Required work: Rewrite the rows below, replacing "svg-text" with "text-node" everywhere and changing nothing else. Leave out the pictures.

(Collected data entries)
=-=-=

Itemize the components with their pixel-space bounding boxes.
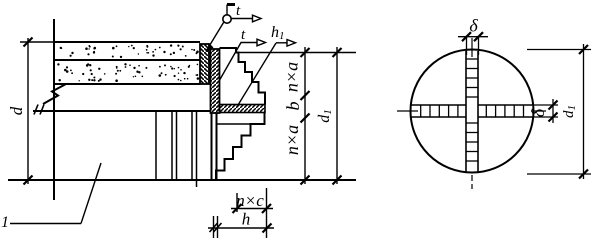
svg-text:b: b xyxy=(283,102,303,111)
svg-text:1: 1 xyxy=(1,214,9,231)
svg-text:δ: δ xyxy=(469,16,478,36)
svg-text:n×a: n×a xyxy=(282,62,302,92)
svg-text:n×c: n×c xyxy=(236,191,264,210)
svg-text:δ: δ xyxy=(528,108,548,117)
svg-text:n×a: n×a xyxy=(282,125,302,155)
svg-text:h: h xyxy=(242,210,251,229)
svg-text:d: d xyxy=(7,106,26,115)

=-=-=

Response to this exercise:
Itemize the components with their pixel-space bounding boxes.
text-node:b: b xyxy=(283,102,303,111)
text-node:1: 1 xyxy=(1,214,9,231)
text-node:δ: δ xyxy=(469,16,478,36)
text-node:n×a: n×a xyxy=(282,62,302,92)
text-node:n×c: n×c xyxy=(236,191,264,210)
text-node:δ: δ xyxy=(528,108,548,117)
text-node:n×a: n×a xyxy=(282,125,302,155)
text-node:h: h xyxy=(242,210,251,229)
text-node:d: d xyxy=(7,106,26,115)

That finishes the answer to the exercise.